### DIRECTIVE
Write out all records as given; omit images.

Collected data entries
════════

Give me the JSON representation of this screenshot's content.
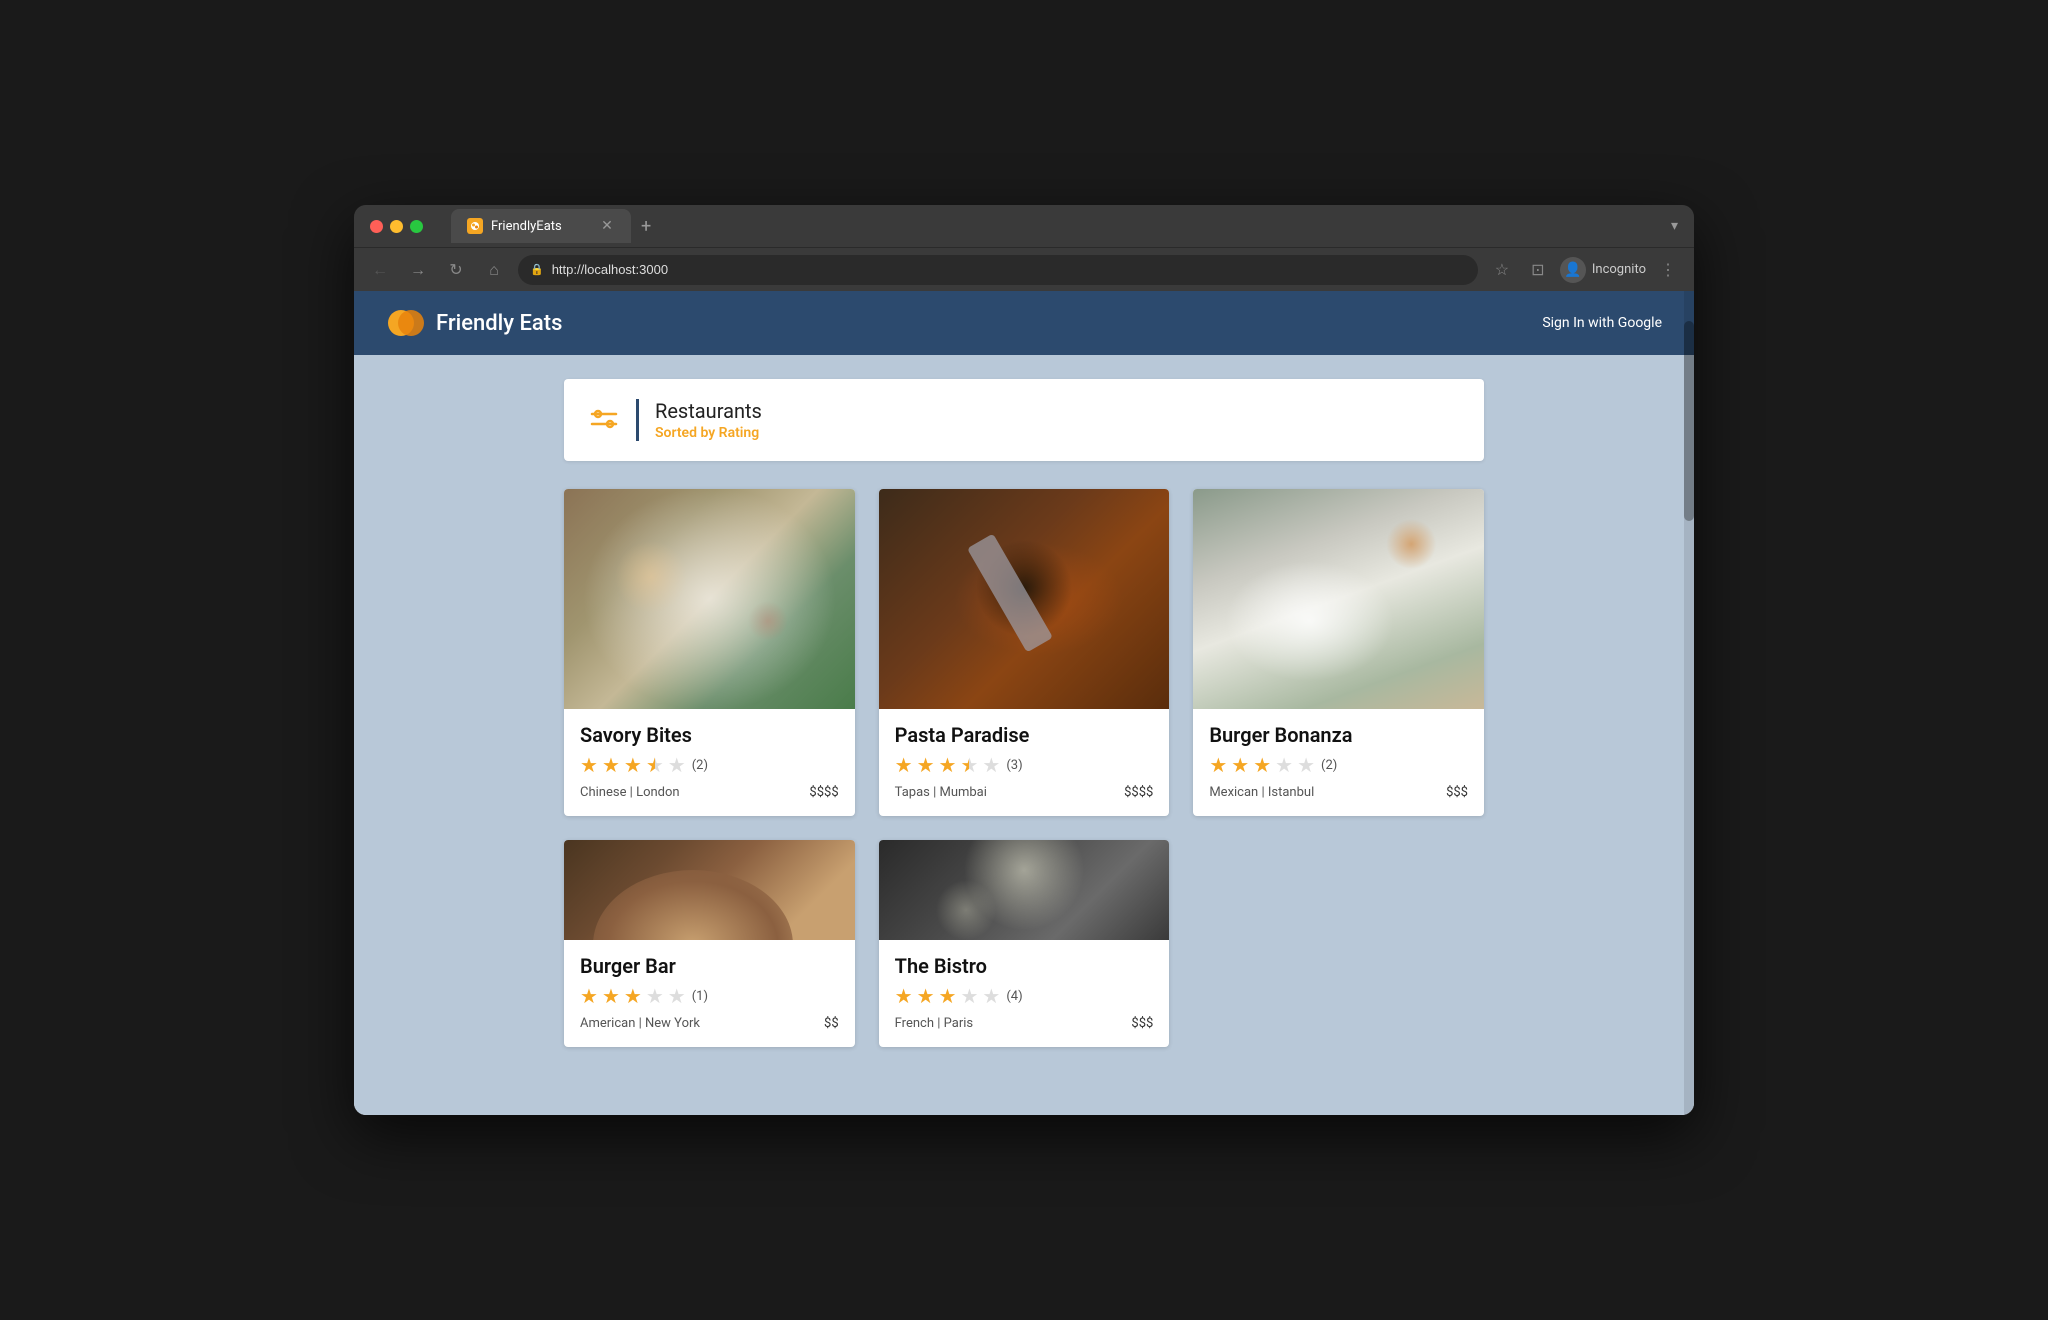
{
  "browser": {
    "tab_title": "FriendlyEats",
    "url": "http://localhost:3000",
    "incognito_label": "Incognito",
    "new_tab_symbol": "+",
    "back_symbol": "←",
    "forward_symbol": "→",
    "reload_symbol": "↻",
    "home_symbol": "⌂"
  },
  "app": {
    "title": "Friendly Eats",
    "sign_in_label": "Sign In with Google",
    "logo_color_primary": "#f5a623",
    "logo_color_secondary": "#e8820c"
  },
  "restaurants_section": {
    "title": "Restaurants",
    "subtitle": "Sorted by Rating",
    "filter_icon": "filter-icon"
  },
  "restaurants": [
    {
      "name": "Savory Bites",
      "stars_filled": 3,
      "stars_half": 1,
      "stars_empty": 1,
      "review_count": "(2)",
      "cuisine": "Chinese",
      "city": "London",
      "price": "$$$$",
      "image_class": "food-img-1",
      "rating_display": "3.5"
    },
    {
      "name": "Pasta Paradise",
      "stars_filled": 3,
      "stars_half": 1,
      "stars_empty": 1,
      "review_count": "(3)",
      "cuisine": "Tapas",
      "city": "Mumbai",
      "price": "$$$$",
      "image_class": "food-img-2",
      "rating_display": "3.5"
    },
    {
      "name": "Burger Bonanza",
      "stars_filled": 3,
      "stars_half": 0,
      "stars_empty": 2,
      "review_count": "(2)",
      "cuisine": "Mexican",
      "city": "Istanbul",
      "price": "$$$",
      "image_class": "food-img-3",
      "rating_display": "3.0"
    },
    {
      "name": "Burger Bar",
      "stars_filled": 3,
      "stars_half": 0,
      "stars_empty": 2,
      "review_count": "(1)",
      "cuisine": "American",
      "city": "New York",
      "price": "$$",
      "image_class": "food-img-4",
      "rating_display": "3.0"
    },
    {
      "name": "The Bistro",
      "stars_filled": 3,
      "stars_half": 0,
      "stars_empty": 2,
      "review_count": "(4)",
      "cuisine": "French",
      "city": "Paris",
      "price": "$$$",
      "image_class": "food-img-5",
      "rating_display": "3.0"
    }
  ]
}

════════

### EXERCISE SOLUTION
Give me the JSON representation of this screenshot's content.
{
  "browser": {
    "tab_title": "FriendlyEats",
    "url": "http://localhost:3000",
    "incognito_label": "Incognito",
    "new_tab_symbol": "+",
    "back_symbol": "←",
    "forward_symbol": "→",
    "reload_symbol": "↻",
    "home_symbol": "⌂"
  },
  "app": {
    "title": "Friendly Eats",
    "sign_in_label": "Sign In with Google",
    "logo_color_primary": "#f5a623",
    "logo_color_secondary": "#e8820c"
  },
  "restaurants_section": {
    "title": "Restaurants",
    "subtitle": "Sorted by Rating",
    "filter_icon": "filter-icon"
  },
  "restaurants": [
    {
      "name": "Savory Bites",
      "stars_filled": 3,
      "stars_half": 1,
      "stars_empty": 1,
      "review_count": "(2)",
      "cuisine": "Chinese",
      "city": "London",
      "price": "$$$$",
      "image_class": "food-img-1",
      "rating_display": "3.5"
    },
    {
      "name": "Pasta Paradise",
      "stars_filled": 3,
      "stars_half": 1,
      "stars_empty": 1,
      "review_count": "(3)",
      "cuisine": "Tapas",
      "city": "Mumbai",
      "price": "$$$$",
      "image_class": "food-img-2",
      "rating_display": "3.5"
    },
    {
      "name": "Burger Bonanza",
      "stars_filled": 3,
      "stars_half": 0,
      "stars_empty": 2,
      "review_count": "(2)",
      "cuisine": "Mexican",
      "city": "Istanbul",
      "price": "$$$",
      "image_class": "food-img-3",
      "rating_display": "3.0"
    },
    {
      "name": "Burger Bar",
      "stars_filled": 3,
      "stars_half": 0,
      "stars_empty": 2,
      "review_count": "(1)",
      "cuisine": "American",
      "city": "New York",
      "price": "$$",
      "image_class": "food-img-4",
      "rating_display": "3.0"
    },
    {
      "name": "The Bistro",
      "stars_filled": 3,
      "stars_half": 0,
      "stars_empty": 2,
      "review_count": "(4)",
      "cuisine": "French",
      "city": "Paris",
      "price": "$$$",
      "image_class": "food-img-5",
      "rating_display": "3.0"
    }
  ]
}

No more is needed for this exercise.